#### [Page excerpt]
The dye in the dye-donor element of the invention is dispersed in a polymeric binder such as a cellulose derivative, e.g., cellulose acetate hydrogen phthalate, cellulose acetate, cellulose acetate propionate, cellulose acetate butyrate, cellulose triacetate; a polycarbonate; poly(styrene-coacrylonitrile), a poly(sulfone) or a poly(phenylene oxide). The binder may be used at a coverage of from about 0.1 to about 5 g/m2.
The dye layer of the dye-donor element may be coated on the support or printed thereon by a printing technique such as a gravure process.
Any material can be used as the support for the dye-donor element of the invention provided it is dimensionally stable and can withstand the heat of the thermal printing heads. Such materials include polyesters such as poly(ethylene terephthalate); polyamides; polycarbonates; glassine paper; condenser paper; cellulose esters such as cellulose acetate; fluorine polymers such as polyvinylidene fluoride or poly(tetrafluoroethylene-co-hexafluoropropylene); polyethers such as polyoxymethylene; polyacetals; polyolefins such as polystyrene, polyethylene, polypropylene or methylpentane polymers; and polyimides such as polyimide-amides and polyetherimides. The support generally has a thickness of from about 2 to about 30 μm. It may also be coated with a subbing layer, if desired.

#### [Supplied records]
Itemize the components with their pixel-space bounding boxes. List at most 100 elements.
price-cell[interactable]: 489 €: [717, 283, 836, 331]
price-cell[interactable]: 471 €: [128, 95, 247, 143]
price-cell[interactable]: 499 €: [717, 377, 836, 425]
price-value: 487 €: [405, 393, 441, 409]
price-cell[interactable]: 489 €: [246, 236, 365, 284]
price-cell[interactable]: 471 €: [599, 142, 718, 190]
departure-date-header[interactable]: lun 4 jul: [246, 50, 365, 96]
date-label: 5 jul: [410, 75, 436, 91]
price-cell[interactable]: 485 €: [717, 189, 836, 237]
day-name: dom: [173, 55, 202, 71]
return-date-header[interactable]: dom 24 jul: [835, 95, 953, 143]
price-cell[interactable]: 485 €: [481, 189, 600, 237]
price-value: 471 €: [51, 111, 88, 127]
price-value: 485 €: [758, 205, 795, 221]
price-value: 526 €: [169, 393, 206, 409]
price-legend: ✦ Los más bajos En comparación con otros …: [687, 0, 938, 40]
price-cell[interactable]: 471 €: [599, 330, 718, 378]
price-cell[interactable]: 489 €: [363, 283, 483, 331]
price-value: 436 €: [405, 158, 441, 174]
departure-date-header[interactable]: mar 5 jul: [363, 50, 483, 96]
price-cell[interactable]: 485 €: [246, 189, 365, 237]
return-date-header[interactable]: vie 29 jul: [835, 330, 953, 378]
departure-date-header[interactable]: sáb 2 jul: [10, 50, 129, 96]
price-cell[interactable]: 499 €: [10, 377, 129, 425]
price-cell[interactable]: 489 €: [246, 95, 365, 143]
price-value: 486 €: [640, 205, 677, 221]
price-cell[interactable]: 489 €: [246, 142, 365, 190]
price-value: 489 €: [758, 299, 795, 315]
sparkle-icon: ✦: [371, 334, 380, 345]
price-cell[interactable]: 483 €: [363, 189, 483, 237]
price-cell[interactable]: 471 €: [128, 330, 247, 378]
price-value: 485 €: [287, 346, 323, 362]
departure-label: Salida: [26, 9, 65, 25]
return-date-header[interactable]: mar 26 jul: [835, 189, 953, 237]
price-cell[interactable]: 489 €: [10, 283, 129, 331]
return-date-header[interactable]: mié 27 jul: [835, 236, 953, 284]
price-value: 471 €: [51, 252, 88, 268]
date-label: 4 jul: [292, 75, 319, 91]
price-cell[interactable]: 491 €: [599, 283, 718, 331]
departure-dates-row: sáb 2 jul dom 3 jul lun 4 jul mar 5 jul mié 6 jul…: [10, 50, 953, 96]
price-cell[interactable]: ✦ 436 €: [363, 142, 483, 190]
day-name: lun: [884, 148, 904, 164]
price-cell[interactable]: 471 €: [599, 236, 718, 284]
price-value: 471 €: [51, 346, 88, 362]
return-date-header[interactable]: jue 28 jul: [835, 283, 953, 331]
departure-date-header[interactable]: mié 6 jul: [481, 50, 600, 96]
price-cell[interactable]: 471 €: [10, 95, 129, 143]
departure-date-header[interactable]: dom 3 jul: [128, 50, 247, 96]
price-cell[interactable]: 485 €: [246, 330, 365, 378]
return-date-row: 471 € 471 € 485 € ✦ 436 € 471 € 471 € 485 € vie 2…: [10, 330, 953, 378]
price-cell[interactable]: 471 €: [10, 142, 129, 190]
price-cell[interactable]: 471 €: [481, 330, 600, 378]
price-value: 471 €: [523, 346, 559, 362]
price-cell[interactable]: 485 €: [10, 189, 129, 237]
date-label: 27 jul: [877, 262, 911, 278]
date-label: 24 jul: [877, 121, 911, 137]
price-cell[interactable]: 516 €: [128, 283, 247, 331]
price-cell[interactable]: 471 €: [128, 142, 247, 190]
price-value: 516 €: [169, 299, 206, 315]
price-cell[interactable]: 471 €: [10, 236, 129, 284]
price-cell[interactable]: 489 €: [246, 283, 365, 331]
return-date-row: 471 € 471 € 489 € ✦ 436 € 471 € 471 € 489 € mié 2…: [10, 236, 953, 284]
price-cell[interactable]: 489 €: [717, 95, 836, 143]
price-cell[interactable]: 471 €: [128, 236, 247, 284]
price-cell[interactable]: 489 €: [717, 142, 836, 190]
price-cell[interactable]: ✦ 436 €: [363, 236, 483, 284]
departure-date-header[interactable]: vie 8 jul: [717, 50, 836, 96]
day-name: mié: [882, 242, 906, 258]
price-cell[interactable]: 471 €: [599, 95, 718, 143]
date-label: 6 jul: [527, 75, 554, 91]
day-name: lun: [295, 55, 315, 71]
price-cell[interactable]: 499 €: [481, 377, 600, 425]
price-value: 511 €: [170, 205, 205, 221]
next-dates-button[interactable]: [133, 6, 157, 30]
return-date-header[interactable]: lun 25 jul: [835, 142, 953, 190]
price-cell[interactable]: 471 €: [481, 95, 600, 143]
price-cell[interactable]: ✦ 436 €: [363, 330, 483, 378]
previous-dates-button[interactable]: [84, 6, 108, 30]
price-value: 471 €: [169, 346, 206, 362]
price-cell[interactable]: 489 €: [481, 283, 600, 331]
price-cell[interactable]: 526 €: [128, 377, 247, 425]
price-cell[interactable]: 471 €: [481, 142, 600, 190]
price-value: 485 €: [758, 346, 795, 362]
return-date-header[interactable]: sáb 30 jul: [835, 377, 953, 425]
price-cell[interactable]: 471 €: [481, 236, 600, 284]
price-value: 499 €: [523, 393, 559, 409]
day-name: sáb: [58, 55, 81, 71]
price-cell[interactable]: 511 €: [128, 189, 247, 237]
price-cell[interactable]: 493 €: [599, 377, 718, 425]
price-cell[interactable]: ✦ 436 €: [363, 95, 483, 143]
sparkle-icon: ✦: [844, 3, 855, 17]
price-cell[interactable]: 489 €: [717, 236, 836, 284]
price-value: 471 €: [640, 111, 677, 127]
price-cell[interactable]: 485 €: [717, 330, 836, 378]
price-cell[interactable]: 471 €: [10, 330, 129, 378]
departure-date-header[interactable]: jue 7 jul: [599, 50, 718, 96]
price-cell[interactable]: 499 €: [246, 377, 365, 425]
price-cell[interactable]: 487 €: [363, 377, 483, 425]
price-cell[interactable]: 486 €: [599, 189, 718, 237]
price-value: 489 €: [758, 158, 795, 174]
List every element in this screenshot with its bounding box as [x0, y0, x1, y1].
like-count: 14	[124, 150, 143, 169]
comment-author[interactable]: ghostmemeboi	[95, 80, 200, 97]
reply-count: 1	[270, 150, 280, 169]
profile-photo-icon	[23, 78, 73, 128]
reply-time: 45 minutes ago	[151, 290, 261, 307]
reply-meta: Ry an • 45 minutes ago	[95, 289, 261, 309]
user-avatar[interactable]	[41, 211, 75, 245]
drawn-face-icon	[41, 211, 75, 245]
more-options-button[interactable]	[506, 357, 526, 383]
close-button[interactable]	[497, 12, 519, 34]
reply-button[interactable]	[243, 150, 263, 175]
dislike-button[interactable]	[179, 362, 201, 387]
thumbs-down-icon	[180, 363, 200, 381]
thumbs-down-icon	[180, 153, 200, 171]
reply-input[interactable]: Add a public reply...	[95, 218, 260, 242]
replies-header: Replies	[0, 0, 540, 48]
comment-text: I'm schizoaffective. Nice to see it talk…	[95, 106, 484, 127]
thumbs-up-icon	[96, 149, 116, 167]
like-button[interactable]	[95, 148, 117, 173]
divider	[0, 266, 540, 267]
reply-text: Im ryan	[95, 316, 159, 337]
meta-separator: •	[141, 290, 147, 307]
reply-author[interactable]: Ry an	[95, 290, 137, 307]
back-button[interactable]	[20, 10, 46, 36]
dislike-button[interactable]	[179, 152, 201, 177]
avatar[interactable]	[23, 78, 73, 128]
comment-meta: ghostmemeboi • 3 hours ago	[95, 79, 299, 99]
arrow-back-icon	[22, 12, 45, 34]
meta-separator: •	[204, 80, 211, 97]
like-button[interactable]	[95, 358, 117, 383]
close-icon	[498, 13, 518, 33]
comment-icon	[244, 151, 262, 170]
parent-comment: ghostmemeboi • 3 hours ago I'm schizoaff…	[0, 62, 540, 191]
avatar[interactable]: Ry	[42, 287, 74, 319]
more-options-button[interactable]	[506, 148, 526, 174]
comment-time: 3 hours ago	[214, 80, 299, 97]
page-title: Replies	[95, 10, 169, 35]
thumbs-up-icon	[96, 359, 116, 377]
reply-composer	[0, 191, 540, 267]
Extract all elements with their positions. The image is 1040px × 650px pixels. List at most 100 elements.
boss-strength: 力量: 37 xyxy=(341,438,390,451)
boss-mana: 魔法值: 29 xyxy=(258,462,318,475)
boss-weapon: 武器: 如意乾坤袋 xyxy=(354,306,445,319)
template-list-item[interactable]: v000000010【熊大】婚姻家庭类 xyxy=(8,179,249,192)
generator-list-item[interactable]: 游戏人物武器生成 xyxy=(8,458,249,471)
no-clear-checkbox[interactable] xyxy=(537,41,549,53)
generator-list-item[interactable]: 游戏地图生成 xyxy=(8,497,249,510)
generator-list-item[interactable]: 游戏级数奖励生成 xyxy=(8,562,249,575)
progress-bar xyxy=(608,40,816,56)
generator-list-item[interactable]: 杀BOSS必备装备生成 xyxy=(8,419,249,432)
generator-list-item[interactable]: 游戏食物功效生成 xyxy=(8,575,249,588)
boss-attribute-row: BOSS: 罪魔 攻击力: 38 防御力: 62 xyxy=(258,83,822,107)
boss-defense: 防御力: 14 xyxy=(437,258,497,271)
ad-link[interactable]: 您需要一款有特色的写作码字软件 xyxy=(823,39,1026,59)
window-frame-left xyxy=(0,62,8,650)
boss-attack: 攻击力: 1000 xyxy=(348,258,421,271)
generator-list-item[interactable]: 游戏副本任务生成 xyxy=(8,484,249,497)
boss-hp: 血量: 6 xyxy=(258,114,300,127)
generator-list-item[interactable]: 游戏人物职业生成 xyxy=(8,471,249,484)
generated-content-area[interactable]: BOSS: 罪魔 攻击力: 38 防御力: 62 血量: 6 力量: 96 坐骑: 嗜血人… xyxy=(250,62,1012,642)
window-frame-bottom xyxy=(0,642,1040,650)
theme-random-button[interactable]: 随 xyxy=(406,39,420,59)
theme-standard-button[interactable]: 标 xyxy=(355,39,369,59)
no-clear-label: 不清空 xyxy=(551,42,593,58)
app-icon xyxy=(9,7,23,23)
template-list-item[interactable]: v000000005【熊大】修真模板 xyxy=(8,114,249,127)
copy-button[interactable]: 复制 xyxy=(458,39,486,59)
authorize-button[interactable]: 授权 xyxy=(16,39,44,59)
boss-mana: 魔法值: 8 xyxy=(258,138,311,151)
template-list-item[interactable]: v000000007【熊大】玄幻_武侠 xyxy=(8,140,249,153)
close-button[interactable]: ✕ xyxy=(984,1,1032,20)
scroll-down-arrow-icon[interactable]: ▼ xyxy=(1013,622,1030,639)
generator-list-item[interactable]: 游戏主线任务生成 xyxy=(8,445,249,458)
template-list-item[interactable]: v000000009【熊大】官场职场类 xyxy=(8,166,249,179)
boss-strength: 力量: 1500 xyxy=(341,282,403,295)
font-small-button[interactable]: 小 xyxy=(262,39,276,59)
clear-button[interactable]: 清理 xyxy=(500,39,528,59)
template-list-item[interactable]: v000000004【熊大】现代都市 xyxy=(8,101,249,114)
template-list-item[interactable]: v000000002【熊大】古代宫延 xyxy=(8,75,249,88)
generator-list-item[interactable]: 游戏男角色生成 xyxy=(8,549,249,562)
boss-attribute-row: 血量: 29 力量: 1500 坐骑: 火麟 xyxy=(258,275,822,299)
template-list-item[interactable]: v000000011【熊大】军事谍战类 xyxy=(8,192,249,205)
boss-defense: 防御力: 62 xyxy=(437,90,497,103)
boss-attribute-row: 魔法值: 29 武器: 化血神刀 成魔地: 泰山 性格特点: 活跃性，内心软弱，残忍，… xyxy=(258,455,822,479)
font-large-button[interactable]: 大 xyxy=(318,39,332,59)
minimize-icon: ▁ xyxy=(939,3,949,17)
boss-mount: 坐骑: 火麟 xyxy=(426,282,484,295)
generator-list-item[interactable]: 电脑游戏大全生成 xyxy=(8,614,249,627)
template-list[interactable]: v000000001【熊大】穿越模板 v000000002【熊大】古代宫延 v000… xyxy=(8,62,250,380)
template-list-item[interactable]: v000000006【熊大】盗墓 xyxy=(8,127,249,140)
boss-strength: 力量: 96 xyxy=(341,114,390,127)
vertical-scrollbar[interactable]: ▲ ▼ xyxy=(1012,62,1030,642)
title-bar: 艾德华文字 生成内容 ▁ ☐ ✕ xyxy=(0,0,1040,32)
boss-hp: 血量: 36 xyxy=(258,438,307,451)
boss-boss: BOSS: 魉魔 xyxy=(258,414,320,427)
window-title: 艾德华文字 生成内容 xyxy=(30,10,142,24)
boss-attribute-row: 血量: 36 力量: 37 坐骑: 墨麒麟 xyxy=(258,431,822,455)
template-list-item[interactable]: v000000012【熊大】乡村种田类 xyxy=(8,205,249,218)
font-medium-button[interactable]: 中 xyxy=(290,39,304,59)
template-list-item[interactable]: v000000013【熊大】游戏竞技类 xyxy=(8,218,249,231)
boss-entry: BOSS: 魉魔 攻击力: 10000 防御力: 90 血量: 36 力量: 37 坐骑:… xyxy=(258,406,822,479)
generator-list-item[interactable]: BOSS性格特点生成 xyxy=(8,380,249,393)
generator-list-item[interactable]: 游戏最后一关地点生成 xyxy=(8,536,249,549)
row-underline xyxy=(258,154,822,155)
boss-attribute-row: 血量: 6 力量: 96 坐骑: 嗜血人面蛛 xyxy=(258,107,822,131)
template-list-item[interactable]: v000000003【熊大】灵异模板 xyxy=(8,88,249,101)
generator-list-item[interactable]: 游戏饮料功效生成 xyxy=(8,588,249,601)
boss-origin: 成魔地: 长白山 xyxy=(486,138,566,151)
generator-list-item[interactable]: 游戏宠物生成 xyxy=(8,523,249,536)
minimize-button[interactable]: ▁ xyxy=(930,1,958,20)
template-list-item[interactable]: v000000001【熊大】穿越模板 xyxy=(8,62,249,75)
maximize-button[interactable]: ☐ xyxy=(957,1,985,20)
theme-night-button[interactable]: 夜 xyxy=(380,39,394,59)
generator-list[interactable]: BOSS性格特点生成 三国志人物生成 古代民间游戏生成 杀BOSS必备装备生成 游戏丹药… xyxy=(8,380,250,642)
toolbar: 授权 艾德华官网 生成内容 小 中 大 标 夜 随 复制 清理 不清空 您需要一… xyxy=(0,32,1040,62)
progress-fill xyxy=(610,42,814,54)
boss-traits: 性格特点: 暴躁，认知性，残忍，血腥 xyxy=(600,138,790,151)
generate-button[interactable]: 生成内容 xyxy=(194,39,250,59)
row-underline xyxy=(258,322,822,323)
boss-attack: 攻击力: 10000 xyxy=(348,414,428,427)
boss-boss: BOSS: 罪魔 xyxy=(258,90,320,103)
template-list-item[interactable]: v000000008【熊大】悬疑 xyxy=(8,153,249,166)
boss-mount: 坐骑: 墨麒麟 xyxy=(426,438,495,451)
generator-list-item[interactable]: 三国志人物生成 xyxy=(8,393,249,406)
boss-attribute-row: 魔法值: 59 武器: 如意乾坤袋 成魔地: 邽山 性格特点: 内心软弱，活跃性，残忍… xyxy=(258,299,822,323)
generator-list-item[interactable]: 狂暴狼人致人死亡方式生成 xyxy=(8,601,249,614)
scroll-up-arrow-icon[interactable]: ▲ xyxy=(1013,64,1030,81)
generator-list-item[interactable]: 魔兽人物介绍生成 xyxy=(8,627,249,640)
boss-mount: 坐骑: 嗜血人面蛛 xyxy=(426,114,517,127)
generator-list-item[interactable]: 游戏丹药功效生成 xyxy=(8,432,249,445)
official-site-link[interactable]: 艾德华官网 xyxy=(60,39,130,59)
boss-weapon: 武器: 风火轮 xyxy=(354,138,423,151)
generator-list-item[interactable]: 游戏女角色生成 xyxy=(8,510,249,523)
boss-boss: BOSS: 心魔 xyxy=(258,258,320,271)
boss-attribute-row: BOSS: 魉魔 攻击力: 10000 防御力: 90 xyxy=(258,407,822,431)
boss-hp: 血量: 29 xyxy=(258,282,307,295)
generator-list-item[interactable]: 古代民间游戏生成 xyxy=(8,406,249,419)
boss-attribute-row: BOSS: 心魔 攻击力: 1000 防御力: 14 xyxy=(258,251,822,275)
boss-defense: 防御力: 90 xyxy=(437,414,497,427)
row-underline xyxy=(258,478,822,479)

#### [Written tasks]
1) What thickness does the dye-donor element excerpt give for the support?
2) How would you render this sentence from the dye-donor element excerpt in French: "The dye layer of the dye-donor element may be coated on the support or printed thereon by a printing technique such as a gravure process."

#### [Worked answers]
1) From about 2 to about 30 μm.

2) La couche de colorant de l'élément donneur de colorant peut être appliquée sur le support ou imprimée sur celui-ci par une technique d'impression telle qu'un procédé d'héliogravure.